>> Start SOURCE RECORDS

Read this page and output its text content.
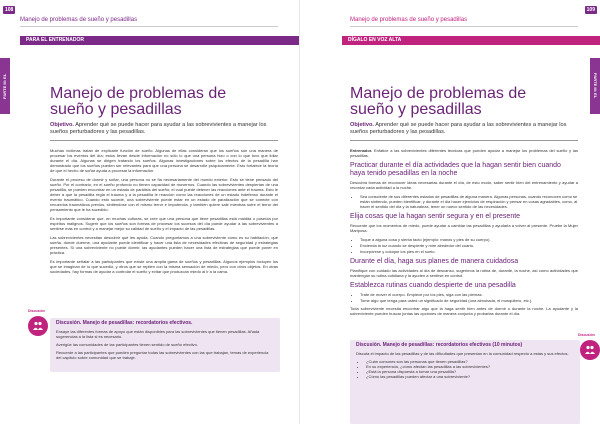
108
Manejo de problemas de sueño y pesadillas
PARA EL ENTRENADOR
PARTE III: EL ENTRENAMIENTO Manejo de problemas de sueño y pesadillas
Objetivo. Aprender qué se puede hacer para ayudar a las sobrevivientes a manejar los sueños perturbadores y las pesadillas.

Muchas víctimas tratan de explicarle función de sueño. Algunas de ellas consideran que los sueños son una manera de procesar los eventos del día; estos llevan desde información no sólo lo que una persona hizo o con lo que tuvo que lidiar durante el día. Algunas se dirigen tratando los sueños. Algunas investigaciones sobre los efectos de la pesadilla han demostrado que los sueños pueden ser relevantes para que una persona se desarrolle psíquicamente. Esto fortalece la teoría de que el hecho de soñar ayuda a procesar la información.

Durante el proceso de dormir y soñar, una persona no se fía necesariamente del mundo exterior. Esto se tiene pensado del sueño. Por el contrario, en el sueño profundo no tienen capacidad de movernos. Cuando las sobrevivientes despiertan de una pesadilla, se pueden encontrar en un estado de parálisis del sueño; el cual puede detener las reacciones ante el trauma. Esto le deber a que la pesadilla regla el trauma y a la pesadilla le reacción como las reacciones de un estado indefenso durante el evento traumático. Cuando esto sucede, una sobreviviente puede estar en un estado de paralización que se conecte con recuerdos traumáticos previos, sintiéndose con el mismo terror e impotencia, y también quiere salir mientras sufre el terror del pensamiento que le ha sucedido.

Es importante considerar que, en muchas culturas, se cree que una persona que tiene pesadillas está maldita o poseída por espíritus malignos. Sugerir que los sueños son formas de procesar los sucesos del día puede ayudar a las sobrevivientes a sentirse más en control y a manejar mejor su calidad de sueño y el impacto de las pesadillas.

Las sobrevivientes necesitan descubrir qué les ayuda. Cuando preguntamos a una sobreviviente cómo es su habitación, qué sueña, dónde duerme, una ayudante puede identificar y hacer una lista de necesidades efectivas de seguridad y estrategias presentes. Si una sobreviviente no puede dormir, las ayudantes pueden hacer una lista de estrategias que puede poner en práctica.

Es importante señalar a las participantes que existe una amplia gama de sueños y pesadillas. Algunos ejemplos incluyen los que se imaginan de lo que sucedió, y otros que se repiten con la misma sensación de miedo, pero con otros objetos. En otras sociedades, hay formas de ayudar a controlar el sueño y evitar que produzcan miedo al ir a la cama.

Discusión
Discusión. Manejo de pesadillas: recordatorios efectivos.

Ensaye las diferentes formas de apoyo que están disponibles para las sobrevivientes que tienen pesadillas. Añada sugerencias a la lista si es necesario.

Averigüe las comunidades de las participantes tienen sentido de sueño efectivo.

Recuerde a las participantes que pueden preguntar todas las sobrevivientes con las que trabajan, temas de experiencia del capítulo sobre comunidad que se trabaje.

109
Manejo de problemas de sueño y pesadillas
DÍGALO EN VOZ ALTA
PARTE III: EL ENTRENAMIENTO
Manejo de problemas de sueño y pesadillas
Objetivo. Aprender qué se puede hacer para ayudar a las sobrevivientes a manejar los sueños perturbadores y las pesadillas.

Entrenador. Enfatice a las sobrevivientes diferentes técnicas que pueden ayudar a manejar los problemas del sueño y las pesadillas.

Practicar durante el día actividades que la hagan sentir bien cuando haya tenido pesadillas en la noche

Descubra formas de reconocer ideas necesarias durante el día, de esto modo, saber sentir bien del entrenamiento y ayudar a recordar cada actividad a la noche.

• Sea consciente de sus diferentes estados de pesadillas de alguna manera. Algunas personas, cuando reconocen como se están sintiendo, pueden identificar, y durante el día hacer ejercicios de respiración y pensar en cosas agradables, como, al hacer el sentido del día y la naturaleza, tener un nuevo sentido de las necesidades.
Elija cosas que la hagan sentir segura y en el presente

Recuerde que los momentos de miedo, puede ayudar a cambiar las pesadillas y ayudarla a volver al presente. Pruebe la Mujer Mariposa.

• Toque a alguna cosa y sienta tacto (ejemplo: manos y pies de su cuerpo).
• Encienda la luz cuando se despierte y mire alrededor del cuarto.
• Incorpórese y coloque los pies en el suelo.
Durante el día, haga sus planes de manera cuidadosa

Planifique con cuidado las actividades al día de descanso, sugerimos la rutina de, durante, la noche, así como actividades que mantengan su rutina cotidiana y la ayuden a sentirse en control.

Establezca rutinas cuando despierte de una pesadilla
• Trate de mover el cuerpo. Empiece por los pies, siga con las piernas.
• Tome algo que tenga para usted un significado de seguridad (una almohada, el mosquitero, etc.).

Toda sobreviviente necesita encontrar algo que la haga sentir bien antes de dormir o durante la noche. La ayudante y la sobreviviente pueden buscar juntas las opciones de manera conjunta y probarlas durante el día.

Discusión
Discusión. Manejo de pesadillas: recordatorios efectivos (10 minutos)

Discuta el impacto de las pesadillas y de las dificultades que presentan en la comunidad respecto a estas y sus efectos.

• ¿Cuán comunes son las personas que tienen pesadillas?
• En su experiencia, ¿cómo afectan las pesadillas a las sobrevivientes?
• ¿Está la persona dispuesta a tomar una pesadilla?
• ¿Cómo las pesadillas pueden afectar a una sobreviviente?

>> End SOURCE RECORDS

**WRITTEN EXERCISE**: Without the pictures, extract every entry verbatim.

**REPLY TO THE TASK**:
Read this page and output its text content.
108
Manejo de problemas de sueño y pesadillas
PARA EL ENTRENADOR
PARTE III: EL ENTRENAMIENTO Manejo de problemas de sueño y pesadillas
Objetivo. Aprender qué se puede hacer para ayudar a las sobrevivientes a manejar los sueños perturbadores y las pesadillas.

Muchas víctimas tratan de explicarle función de sueño. Algunas de ellas consideran que los sueños son una manera de procesar los eventos del día; estos llevan desde información no sólo lo que una persona hizo o con lo que tuvo que lidiar durante el día. Algunas se dirigen tratando los sueños. Algunas investigaciones sobre los efectos de la pesadilla han demostrado que los sueños pueden ser relevantes para que una persona se desarrolle psíquicamente. Esto fortalece la teoría de que el hecho de soñar ayuda a procesar la información.

Durante el proceso de dormir y soñar, una persona no se fía necesariamente del mundo exterior. Esto se tiene pensado del sueño. Por el contrario, en el sueño profundo no tienen capacidad de movernos. Cuando las sobrevivientes despiertan de una pesadilla, se pueden encontrar en un estado de parálisis del sueño; el cual puede detener las reacciones ante el trauma. Esto le deber a que la pesadilla regla el trauma y a la pesadilla le reacción como las reacciones de un estado indefenso durante el evento traumático. Cuando esto sucede, una sobreviviente puede estar en un estado de paralización que se conecte con recuerdos traumáticos previos, sintiéndose con el mismo terror e impotencia, y también quiere salir mientras sufre el terror del pensamiento que le ha sucedido.

Es importante considerar que, en muchas culturas, se cree que una persona que tiene pesadillas está maldita o poseída por espíritus malignos. Sugerir que los sueños son formas de procesar los sucesos del día puede ayudar a las sobrevivientes a sentirse más en control y a manejar mejor su calidad de sueño y el impacto de las pesadillas.

Las sobrevivientes necesitan descubrir qué les ayuda. Cuando preguntamos a una sobreviviente cómo es su habitación, qué sueña, dónde duerme, una ayudante puede identificar y hacer una lista de necesidades efectivas de seguridad y estrategias presentes. Si una sobreviviente no puede dormir, las ayudantes pueden hacer una lista de estrategias que puede poner en práctica.

Es importante señalar a las participantes que existe una amplia gama de sueños y pesadillas. Algunos ejemplos incluyen los que se imaginan de lo que sucedió, y otros que se repiten con la misma sensación de miedo, pero con otros objetos. En otras sociedades, hay formas de ayudar a controlar el sueño y evitar que produzcan miedo al ir a la cama.

Discusión
Discusión. Manejo de pesadillas: recordatorios efectivos.

Ensaye las diferentes formas de apoyo que están disponibles para las sobrevivientes que tienen pesadillas. Añada sugerencias a la lista si es necesario.

Averigüe las comunidades de las participantes tienen sentido de sueño efectivo.

Recuerde a las participantes que pueden preguntar todas las sobrevivientes con las que trabajan, temas de experiencia del capítulo sobre comunidad que se trabaje.

109
Manejo de problemas de sueño y pesadillas
DÍGALO EN VOZ ALTA
PARTE III: EL ENTRENAMIENTO
Manejo de problemas de sueño y pesadillas
Objetivo. Aprender qué se puede hacer para ayudar a las sobrevivientes a manejar los sueños perturbadores y las pesadillas.

Entrenador. Enfatice a las sobrevivientes diferentes técnicas que pueden ayudar a manejar los problemas del sueño y las pesadillas.

Practicar durante el día actividades que la hagan sentir bien cuando haya tenido pesadillas en la noche

Descubra formas de reconocer ideas necesarias durante el día, de esto modo, saber sentir bien del entrenamiento y ayudar a recordar cada actividad a la noche.

• Sea consciente de sus diferentes estados de pesadillas de alguna manera. Algunas personas, cuando reconocen como se están sintiendo, pueden identificar, y durante el día hacer ejercicios de respiración y pensar en cosas agradables, como, al hacer el sentido del día y la naturaleza, tener un nuevo sentido de las necesidades.
Elija cosas que la hagan sentir segura y en el presente

Recuerde que los momentos de miedo, puede ayudar a cambiar las pesadillas y ayudarla a volver al presente. Pruebe la Mujer Mariposa.

• Toque a alguna cosa y sienta tacto (ejemplo: manos y pies de su cuerpo).
• Encienda la luz cuando se despierte y mire alrededor del cuarto.
• Incorpórese y coloque los pies en el suelo.
Durante el día, haga sus planes de manera cuidadosa

Planifique con cuidado las actividades al día de descanso, sugerimos la rutina de, durante, la noche, así como actividades que mantengan su rutina cotidiana y la ayuden a sentirse en control.

Establezca rutinas cuando despierte de una pesadilla
• Trate de mover el cuerpo. Empiece por los pies, siga con las piernas.
• Tome algo que tenga para usted un significado de seguridad (una almohada, el mosquitero, etc.).

Toda sobreviviente necesita encontrar algo que la haga sentir bien antes de dormir o durante la noche. La ayudante y la sobreviviente pueden buscar juntas las opciones de manera conjunta y probarlas durante el día.

Discusión
Discusión. Manejo de pesadillas: recordatorios efectivos (10 minutos)

Discuta el impacto de las pesadillas y de las dificultades que presentan en la comunidad respecto a estas y sus efectos.

• ¿Cuán comunes son las personas que tienen pesadillas?
• En su experiencia, ¿cómo afectan las pesadillas a las sobrevivientes?
• ¿Está la persona dispuesta a tomar una pesadilla?
• ¿Cómo las pesadillas pueden afectar a una sobreviviente?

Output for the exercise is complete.